[Items from a data source]

-- START --

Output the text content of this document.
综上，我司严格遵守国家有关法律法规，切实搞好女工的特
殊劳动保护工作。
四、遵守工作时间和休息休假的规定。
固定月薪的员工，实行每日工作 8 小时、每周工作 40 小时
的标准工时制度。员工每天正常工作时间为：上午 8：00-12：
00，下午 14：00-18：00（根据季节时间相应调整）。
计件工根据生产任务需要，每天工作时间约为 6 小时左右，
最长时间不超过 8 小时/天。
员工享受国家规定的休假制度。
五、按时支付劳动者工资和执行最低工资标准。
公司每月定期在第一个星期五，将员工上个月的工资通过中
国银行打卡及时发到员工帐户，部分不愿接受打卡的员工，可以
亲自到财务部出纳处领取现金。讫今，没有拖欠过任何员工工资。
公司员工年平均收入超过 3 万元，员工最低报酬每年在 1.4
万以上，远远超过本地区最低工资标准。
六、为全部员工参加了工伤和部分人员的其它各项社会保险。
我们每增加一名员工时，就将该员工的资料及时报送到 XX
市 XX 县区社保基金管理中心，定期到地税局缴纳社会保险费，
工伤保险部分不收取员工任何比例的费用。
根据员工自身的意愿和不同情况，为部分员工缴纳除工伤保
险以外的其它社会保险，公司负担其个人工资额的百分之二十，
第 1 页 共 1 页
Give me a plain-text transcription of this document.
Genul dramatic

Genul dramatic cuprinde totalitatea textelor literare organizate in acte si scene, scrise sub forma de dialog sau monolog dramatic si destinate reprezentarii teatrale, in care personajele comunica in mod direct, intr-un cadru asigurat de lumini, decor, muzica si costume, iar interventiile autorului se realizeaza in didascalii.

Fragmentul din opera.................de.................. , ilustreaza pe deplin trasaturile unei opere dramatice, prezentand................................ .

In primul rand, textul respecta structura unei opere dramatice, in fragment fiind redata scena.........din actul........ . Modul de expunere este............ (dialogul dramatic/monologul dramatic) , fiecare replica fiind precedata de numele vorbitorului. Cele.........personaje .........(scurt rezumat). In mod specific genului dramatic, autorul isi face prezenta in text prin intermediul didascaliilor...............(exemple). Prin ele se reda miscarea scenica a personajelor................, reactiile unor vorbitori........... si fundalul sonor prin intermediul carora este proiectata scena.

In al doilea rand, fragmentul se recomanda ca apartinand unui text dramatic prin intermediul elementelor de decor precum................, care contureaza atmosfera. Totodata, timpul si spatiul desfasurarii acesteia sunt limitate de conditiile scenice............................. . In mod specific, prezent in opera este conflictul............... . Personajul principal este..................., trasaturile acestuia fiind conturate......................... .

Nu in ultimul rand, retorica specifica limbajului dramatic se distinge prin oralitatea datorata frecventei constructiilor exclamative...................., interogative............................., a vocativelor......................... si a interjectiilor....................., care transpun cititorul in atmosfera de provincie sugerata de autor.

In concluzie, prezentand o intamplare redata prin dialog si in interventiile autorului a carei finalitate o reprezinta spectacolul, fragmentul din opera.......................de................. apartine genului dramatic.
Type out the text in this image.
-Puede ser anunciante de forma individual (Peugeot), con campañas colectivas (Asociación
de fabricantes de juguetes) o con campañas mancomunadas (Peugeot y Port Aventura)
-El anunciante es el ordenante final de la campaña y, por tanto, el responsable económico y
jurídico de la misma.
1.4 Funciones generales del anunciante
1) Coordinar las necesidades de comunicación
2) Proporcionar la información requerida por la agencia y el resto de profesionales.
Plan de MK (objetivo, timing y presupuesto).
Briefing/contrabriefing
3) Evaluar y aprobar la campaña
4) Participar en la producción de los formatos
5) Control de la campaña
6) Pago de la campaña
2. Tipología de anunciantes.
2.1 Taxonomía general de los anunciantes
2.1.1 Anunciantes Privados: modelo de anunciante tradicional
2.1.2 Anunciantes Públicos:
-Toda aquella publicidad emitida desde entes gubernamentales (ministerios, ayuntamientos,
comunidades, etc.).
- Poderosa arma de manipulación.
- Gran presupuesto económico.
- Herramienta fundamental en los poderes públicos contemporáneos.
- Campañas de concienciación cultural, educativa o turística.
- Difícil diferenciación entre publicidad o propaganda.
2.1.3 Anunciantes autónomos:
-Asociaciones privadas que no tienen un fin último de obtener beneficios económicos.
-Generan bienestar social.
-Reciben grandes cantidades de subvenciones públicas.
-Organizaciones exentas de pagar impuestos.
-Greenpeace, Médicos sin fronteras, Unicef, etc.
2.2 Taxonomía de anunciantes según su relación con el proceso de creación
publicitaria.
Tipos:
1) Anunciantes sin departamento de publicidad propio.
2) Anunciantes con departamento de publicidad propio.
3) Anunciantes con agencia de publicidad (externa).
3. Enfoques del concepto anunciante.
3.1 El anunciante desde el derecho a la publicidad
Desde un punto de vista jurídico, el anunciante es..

-- END --

▶ **Request**
Identify the lines in the entries that hold "departamento" and return each one.

▶ **Reply to the task**
1) Anunciantes sin departamento de publicidad propio.
2) Anunciantes con departamento de publicidad propio.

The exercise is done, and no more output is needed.